### EXERCISE INPUT
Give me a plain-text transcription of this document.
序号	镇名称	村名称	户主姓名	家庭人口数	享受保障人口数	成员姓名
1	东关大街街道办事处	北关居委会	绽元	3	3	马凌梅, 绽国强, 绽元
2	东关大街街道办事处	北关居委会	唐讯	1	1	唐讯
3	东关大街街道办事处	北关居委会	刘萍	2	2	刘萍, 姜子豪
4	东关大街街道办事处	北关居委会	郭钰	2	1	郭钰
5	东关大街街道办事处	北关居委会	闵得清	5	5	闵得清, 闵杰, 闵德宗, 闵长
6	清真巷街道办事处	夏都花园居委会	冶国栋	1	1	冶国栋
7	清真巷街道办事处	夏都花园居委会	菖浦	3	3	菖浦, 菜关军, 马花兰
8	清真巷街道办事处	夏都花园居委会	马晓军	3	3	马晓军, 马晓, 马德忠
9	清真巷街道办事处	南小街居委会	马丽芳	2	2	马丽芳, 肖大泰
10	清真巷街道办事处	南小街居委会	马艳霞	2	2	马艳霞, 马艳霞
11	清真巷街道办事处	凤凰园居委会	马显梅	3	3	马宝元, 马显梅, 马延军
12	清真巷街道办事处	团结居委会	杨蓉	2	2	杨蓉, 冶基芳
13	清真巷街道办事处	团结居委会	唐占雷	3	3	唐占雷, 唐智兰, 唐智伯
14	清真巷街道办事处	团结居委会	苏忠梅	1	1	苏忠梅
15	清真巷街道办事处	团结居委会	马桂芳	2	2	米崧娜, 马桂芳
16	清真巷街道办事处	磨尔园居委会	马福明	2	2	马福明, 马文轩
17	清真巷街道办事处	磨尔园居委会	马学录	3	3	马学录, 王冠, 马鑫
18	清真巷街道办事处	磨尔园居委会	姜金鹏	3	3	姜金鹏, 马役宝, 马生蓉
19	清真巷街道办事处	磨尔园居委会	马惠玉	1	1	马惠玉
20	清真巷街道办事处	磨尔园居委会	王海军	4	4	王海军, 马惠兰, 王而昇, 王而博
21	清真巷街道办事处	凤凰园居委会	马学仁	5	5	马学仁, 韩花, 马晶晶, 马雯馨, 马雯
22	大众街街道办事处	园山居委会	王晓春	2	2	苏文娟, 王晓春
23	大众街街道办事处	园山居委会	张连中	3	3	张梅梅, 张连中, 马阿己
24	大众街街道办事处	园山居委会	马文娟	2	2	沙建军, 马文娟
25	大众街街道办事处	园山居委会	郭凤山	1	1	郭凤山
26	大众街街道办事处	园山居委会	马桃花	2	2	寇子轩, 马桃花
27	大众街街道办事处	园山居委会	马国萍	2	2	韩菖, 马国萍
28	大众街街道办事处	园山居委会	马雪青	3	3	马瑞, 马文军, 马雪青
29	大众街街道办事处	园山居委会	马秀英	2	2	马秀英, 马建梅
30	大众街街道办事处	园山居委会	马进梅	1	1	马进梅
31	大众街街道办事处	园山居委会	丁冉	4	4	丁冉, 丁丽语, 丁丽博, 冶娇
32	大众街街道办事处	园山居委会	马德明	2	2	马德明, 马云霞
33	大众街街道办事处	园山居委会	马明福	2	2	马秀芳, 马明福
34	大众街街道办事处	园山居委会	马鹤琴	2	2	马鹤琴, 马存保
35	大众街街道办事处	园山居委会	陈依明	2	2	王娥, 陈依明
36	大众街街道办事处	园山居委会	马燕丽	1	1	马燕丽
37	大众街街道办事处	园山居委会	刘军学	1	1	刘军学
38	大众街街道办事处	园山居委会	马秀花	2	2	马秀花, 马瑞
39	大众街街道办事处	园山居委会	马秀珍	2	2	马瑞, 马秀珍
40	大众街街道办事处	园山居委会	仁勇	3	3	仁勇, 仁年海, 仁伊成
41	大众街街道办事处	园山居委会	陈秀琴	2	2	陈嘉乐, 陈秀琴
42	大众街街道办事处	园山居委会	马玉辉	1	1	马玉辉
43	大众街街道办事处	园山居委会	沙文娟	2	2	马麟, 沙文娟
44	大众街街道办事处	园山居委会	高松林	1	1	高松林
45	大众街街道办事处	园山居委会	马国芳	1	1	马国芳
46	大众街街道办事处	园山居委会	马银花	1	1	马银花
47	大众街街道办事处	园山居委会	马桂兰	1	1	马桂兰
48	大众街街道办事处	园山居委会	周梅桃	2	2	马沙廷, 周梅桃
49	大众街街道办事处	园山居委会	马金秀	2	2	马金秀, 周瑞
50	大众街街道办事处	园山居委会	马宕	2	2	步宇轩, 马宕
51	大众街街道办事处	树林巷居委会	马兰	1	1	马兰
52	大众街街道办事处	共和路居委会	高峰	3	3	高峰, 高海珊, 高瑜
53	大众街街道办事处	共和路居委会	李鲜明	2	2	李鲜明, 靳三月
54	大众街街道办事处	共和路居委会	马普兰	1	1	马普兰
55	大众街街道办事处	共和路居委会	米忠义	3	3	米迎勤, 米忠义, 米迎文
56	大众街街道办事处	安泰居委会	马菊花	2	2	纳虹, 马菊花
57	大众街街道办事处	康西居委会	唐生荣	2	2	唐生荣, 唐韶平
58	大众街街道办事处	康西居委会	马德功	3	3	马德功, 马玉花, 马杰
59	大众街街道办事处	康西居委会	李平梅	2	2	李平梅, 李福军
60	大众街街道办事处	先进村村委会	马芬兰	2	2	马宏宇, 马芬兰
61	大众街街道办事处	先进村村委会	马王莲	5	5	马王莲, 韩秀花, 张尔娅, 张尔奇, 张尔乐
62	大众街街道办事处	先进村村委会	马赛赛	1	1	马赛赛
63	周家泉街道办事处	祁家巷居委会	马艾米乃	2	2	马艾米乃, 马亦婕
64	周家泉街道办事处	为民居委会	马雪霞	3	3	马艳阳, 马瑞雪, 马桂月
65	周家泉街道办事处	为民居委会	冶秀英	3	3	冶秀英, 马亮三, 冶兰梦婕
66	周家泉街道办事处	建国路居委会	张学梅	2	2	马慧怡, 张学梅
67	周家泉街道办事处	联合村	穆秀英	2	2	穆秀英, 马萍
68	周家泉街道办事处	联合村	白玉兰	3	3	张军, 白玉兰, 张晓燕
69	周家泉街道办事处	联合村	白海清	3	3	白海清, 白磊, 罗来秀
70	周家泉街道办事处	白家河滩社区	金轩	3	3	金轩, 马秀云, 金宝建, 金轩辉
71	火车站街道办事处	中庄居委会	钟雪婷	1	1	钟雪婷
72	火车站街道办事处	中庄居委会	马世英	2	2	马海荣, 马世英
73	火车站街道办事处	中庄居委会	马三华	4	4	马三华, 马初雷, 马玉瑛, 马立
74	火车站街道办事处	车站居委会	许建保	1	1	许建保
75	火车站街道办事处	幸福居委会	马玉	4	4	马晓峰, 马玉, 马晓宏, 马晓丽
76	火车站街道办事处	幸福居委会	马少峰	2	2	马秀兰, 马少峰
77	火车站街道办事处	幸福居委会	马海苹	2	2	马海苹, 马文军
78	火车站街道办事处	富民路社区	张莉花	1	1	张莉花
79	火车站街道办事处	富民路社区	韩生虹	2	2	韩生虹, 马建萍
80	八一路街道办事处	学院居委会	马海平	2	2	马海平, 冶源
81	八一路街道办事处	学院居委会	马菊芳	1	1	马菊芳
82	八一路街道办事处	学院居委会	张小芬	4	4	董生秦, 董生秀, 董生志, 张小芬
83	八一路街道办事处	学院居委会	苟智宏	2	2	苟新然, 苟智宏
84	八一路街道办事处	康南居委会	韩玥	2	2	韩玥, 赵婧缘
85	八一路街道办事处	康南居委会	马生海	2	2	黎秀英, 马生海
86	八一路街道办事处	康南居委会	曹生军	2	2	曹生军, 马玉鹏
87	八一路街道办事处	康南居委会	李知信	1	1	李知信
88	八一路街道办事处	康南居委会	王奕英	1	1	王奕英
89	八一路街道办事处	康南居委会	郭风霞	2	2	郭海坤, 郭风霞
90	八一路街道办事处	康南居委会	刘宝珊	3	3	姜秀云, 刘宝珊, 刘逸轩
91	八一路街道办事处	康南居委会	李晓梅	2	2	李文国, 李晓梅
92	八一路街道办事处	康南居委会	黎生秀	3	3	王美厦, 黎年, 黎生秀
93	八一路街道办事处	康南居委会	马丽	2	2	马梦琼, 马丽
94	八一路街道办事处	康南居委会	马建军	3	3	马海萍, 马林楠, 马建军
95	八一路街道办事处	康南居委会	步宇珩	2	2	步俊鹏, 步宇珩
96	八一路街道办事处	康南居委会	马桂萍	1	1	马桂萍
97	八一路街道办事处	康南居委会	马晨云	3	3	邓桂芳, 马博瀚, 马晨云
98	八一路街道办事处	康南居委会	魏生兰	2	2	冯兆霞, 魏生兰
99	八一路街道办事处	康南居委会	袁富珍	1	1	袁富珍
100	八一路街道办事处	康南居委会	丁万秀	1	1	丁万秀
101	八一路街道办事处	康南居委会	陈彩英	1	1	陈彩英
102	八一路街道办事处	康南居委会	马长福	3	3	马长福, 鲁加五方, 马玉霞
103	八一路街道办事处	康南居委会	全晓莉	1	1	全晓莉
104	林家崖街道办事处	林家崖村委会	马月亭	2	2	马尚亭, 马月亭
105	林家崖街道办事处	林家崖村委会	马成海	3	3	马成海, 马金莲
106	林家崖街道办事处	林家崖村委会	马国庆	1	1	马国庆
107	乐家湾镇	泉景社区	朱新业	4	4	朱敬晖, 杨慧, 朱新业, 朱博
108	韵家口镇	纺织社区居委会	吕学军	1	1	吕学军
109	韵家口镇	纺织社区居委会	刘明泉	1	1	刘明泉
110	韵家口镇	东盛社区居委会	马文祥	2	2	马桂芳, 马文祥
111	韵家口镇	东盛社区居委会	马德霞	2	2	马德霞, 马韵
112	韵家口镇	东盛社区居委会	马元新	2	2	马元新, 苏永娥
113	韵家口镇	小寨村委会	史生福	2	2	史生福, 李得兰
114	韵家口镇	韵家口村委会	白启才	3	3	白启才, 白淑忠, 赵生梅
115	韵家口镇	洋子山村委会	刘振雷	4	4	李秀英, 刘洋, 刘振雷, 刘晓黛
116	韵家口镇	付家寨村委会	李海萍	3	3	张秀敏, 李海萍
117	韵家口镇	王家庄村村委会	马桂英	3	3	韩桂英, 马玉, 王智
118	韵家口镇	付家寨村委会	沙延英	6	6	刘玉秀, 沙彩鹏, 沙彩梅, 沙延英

### EXERCISE BRIEF
Scan the entries above for the word "先进村村委会" and collect each line holding it.

### COMPLETED EXERCISE
60	大众街街道办事处	先进村村委会	马芬兰	2	2	马宏宇, 马芬兰
61	大众街街道办事处	先进村村委会	马王莲	5	5	马王莲, 韩秀花, 张尔娅, 张尔奇, 张尔乐
62	大众街街道办事处	先进村村委会	马赛赛	1	1	马赛赛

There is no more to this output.